§ The problem
Reproduce every entry exactly, without alteration.

Dataset items:
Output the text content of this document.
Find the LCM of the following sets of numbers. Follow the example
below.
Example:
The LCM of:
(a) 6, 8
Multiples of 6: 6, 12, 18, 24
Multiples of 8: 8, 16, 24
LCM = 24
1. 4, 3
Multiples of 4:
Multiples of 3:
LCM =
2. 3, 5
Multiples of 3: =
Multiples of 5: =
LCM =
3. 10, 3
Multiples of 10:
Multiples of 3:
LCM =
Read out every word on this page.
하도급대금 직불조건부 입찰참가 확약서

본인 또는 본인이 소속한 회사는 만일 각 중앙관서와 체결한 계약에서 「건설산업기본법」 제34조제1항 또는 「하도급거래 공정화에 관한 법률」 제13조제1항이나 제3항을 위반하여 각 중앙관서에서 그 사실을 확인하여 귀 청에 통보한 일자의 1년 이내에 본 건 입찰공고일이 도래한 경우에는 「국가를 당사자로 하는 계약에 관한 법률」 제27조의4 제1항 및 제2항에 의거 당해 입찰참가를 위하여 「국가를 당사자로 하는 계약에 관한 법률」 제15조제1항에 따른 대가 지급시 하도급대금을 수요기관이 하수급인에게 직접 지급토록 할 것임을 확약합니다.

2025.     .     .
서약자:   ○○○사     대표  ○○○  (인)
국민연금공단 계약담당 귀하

§ Solution
Output the text content of this document.
Find the LCM of the following sets of numbers. Follow the example
below.
Example:
The LCM of:
(a) 6, 8
Multiples of 6: 6, 12, 18, 24
Multiples of 8: 8, 16, 24
LCM = 24
1. 4, 3
Multiples of 4:
Multiples of 3:
LCM =
2. 3, 5
Multiples of 3: =
Multiples of 5: =
LCM =
3. 10, 3
Multiples of 10:
Multiples of 3:
LCM =
Read out every word on this page.
하도급대금 직불조건부 입찰참가 확약서

본인 또는 본인이 소속한 회사는 만일 각 중앙관서와 체결한 계약에서 「건설산업기본법」 제34조제1항 또는 「하도급거래 공정화에 관한 법률」 제13조제1항이나 제3항을 위반하여 각 중앙관서에서 그 사실을 확인하여 귀 청에 통보한 일자의 1년 이내에 본 건 입찰공고일이 도래한 경우에는 「국가를 당사자로 하는 계약에 관한 법률」 제27조의4 제1항 및 제2항에 의거 당해 입찰참가를 위하여 「국가를 당사자로 하는 계약에 관한 법률」 제15조제1항에 따른 대가 지급시 하도급대금을 수요기관이 하수급인에게 직접 지급토록 할 것임을 확약합니다.

2025.     .     .
서약자:   ○○○사     대표  ○○○  (인)
국민연금공단 계약담당 귀하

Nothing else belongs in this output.